Direction: Select, from the material below, each line with "dewpt" in it.

• • • •

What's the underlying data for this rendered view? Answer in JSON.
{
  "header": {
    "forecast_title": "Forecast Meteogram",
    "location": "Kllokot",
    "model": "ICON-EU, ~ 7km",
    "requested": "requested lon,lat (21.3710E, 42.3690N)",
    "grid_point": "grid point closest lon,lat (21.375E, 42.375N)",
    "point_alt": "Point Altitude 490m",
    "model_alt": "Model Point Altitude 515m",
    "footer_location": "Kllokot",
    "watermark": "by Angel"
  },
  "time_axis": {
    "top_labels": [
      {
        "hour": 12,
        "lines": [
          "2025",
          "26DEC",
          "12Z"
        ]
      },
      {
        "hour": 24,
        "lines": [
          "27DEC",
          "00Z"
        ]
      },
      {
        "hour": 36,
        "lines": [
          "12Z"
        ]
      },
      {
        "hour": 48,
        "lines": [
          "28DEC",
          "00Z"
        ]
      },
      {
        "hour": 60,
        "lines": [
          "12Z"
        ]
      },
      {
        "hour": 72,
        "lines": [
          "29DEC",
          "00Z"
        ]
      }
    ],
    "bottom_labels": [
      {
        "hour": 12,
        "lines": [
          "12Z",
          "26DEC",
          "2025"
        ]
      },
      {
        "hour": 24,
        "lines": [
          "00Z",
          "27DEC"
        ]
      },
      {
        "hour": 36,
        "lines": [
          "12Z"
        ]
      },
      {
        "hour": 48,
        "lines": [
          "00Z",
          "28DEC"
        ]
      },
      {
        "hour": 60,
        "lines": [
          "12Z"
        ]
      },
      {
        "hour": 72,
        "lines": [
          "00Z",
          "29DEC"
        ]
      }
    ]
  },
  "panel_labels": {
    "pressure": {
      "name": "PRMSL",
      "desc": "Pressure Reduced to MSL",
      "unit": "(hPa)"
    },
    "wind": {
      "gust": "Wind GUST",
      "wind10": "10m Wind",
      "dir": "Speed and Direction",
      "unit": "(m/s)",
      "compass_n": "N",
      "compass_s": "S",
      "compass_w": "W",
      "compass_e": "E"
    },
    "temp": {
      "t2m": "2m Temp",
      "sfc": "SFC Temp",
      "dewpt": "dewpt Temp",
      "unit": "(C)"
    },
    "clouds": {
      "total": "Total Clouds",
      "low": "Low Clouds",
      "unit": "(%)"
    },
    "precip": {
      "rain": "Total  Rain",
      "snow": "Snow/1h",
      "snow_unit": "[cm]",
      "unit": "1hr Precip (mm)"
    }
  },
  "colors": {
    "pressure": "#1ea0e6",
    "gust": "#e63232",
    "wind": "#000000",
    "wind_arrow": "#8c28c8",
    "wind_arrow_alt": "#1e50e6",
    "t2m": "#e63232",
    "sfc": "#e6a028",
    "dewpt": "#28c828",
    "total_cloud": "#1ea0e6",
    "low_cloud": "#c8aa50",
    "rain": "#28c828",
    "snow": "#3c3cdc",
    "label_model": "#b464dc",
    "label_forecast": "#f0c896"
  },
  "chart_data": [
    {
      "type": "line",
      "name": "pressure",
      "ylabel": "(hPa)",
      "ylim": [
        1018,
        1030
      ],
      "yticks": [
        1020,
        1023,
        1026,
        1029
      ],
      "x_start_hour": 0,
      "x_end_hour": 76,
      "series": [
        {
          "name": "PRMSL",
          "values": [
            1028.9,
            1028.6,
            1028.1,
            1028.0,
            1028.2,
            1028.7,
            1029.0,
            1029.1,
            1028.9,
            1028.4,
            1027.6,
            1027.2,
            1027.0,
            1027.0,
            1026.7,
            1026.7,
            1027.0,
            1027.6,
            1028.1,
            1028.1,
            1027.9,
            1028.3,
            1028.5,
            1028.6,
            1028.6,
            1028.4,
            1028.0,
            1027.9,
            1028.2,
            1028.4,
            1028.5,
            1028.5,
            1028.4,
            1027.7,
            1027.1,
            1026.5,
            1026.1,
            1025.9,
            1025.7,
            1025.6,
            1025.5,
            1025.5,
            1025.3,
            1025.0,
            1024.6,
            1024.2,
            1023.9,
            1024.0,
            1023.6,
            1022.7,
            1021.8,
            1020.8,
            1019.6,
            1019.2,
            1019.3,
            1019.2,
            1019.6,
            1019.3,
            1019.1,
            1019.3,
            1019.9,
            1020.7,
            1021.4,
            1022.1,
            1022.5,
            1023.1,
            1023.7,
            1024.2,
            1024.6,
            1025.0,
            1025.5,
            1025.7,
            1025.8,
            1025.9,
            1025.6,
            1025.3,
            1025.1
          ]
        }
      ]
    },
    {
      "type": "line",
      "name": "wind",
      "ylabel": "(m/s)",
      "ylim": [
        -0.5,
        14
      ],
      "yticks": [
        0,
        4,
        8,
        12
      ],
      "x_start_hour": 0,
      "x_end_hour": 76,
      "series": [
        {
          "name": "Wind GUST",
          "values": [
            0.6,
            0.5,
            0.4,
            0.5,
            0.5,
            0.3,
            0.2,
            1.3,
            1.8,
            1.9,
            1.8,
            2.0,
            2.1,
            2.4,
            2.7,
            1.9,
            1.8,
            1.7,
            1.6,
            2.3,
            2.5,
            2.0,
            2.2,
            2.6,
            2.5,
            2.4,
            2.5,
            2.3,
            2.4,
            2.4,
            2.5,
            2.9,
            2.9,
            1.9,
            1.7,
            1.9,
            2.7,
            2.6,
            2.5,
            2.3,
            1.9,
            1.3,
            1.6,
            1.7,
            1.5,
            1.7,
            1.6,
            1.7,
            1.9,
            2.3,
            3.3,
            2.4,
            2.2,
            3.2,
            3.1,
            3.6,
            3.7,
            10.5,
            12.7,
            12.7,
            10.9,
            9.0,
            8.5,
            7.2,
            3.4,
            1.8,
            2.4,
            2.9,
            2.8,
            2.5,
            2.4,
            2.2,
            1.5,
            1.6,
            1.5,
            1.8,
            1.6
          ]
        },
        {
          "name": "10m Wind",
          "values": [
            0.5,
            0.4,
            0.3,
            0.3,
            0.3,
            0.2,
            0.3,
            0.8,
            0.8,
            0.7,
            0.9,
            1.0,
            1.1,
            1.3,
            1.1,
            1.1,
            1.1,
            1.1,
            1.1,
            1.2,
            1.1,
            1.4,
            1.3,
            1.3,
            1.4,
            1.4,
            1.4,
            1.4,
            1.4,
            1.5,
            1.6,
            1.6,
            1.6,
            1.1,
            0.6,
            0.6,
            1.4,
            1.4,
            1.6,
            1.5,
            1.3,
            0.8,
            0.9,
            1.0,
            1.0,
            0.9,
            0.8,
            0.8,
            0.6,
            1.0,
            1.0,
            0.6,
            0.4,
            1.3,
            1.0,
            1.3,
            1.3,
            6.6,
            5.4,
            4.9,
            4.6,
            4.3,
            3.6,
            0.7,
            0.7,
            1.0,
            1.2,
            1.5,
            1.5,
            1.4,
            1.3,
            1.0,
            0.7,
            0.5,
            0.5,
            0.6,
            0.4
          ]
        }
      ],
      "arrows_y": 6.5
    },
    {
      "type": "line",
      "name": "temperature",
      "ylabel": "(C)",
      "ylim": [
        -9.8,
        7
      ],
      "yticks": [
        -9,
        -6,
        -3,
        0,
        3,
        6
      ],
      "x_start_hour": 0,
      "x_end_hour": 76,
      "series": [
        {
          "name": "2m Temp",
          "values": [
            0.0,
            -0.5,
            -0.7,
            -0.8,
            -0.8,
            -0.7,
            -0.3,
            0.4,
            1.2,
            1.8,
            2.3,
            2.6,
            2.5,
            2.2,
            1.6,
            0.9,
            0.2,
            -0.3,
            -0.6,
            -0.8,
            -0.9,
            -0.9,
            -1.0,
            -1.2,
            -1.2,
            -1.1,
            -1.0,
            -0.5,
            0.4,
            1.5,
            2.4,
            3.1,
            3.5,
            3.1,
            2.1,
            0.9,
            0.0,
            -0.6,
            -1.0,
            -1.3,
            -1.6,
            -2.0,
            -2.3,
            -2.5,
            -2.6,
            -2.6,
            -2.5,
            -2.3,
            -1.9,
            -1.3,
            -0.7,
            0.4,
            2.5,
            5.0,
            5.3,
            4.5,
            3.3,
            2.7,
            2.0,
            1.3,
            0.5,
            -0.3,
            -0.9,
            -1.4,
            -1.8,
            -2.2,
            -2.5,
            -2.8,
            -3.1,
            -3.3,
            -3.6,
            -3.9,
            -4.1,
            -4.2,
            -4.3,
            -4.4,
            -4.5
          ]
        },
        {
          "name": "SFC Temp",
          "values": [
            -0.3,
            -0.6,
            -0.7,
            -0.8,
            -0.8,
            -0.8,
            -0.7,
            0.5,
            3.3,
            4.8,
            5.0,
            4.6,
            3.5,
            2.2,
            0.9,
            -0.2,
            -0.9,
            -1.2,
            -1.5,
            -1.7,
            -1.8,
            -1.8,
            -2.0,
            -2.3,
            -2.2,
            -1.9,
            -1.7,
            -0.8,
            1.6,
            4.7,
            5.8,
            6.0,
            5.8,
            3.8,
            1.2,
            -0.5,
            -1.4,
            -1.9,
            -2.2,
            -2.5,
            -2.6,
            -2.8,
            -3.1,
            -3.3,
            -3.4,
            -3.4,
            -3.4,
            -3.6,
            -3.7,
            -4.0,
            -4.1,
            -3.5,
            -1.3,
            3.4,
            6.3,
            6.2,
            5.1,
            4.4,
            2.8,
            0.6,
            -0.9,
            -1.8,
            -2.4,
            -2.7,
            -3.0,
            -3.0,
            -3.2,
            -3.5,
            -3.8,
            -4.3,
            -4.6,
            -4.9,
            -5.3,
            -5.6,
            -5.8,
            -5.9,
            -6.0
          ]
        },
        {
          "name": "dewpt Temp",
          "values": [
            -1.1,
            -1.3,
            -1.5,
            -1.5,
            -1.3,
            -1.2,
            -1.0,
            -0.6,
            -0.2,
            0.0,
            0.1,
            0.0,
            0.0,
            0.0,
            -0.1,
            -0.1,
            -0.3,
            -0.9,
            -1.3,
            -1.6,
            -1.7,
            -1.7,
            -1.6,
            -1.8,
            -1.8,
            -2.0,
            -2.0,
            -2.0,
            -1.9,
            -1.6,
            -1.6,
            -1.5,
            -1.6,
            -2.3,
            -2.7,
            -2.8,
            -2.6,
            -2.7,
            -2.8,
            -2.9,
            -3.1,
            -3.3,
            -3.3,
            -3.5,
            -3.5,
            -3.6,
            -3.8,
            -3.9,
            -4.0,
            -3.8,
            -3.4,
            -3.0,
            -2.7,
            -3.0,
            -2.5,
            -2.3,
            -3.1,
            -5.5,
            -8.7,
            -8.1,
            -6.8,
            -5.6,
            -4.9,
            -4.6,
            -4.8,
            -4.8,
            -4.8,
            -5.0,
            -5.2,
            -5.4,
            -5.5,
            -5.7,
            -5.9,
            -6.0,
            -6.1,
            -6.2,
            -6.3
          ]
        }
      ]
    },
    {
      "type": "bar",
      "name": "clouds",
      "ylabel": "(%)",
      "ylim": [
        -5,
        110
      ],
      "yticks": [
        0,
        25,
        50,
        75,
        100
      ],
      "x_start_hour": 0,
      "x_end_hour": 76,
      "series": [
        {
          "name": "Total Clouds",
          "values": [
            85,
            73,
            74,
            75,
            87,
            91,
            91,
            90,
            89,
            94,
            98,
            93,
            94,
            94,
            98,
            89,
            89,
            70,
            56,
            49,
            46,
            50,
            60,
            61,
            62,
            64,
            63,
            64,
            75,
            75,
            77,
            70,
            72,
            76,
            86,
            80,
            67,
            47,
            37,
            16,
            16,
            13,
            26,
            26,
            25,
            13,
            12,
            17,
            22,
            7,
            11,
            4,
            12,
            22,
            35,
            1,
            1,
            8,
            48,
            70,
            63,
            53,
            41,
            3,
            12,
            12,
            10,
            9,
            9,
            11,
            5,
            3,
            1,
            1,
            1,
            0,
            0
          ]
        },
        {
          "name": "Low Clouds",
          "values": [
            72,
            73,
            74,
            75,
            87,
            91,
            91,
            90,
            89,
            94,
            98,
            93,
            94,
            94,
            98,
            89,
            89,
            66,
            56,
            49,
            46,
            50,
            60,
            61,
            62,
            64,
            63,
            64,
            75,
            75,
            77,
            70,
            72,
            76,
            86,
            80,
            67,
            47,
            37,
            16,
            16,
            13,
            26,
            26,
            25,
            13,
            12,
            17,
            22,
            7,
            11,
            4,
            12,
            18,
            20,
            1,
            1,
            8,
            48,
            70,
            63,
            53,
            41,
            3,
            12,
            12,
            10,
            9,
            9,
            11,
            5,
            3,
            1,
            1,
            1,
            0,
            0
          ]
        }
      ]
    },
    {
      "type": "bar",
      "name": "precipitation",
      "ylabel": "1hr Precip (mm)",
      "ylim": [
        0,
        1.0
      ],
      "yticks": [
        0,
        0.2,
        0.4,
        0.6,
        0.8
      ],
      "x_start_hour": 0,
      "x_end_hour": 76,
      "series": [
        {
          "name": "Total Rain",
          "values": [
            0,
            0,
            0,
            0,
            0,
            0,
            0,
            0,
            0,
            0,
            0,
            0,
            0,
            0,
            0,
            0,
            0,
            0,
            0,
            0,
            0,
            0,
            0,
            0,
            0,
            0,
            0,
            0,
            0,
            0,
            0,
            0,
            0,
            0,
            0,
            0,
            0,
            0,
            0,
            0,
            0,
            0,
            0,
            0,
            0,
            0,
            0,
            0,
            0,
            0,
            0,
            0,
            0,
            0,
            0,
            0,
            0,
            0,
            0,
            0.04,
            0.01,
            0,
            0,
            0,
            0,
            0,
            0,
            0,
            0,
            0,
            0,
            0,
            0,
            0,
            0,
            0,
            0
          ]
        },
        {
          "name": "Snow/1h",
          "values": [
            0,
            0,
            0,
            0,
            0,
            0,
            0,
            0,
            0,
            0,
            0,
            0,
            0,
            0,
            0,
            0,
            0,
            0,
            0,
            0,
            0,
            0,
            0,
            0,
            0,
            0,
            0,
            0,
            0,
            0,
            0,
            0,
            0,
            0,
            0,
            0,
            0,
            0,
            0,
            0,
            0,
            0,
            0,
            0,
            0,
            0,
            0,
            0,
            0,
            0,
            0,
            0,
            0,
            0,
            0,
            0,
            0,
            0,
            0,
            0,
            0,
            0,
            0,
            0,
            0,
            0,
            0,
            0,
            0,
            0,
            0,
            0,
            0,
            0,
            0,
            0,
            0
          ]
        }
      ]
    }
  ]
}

• • • •

Result of this exercise:
      "dewpt": "dewpt Temp",
    "dewpt": "#28c828",
          "name": "dewpt Temp",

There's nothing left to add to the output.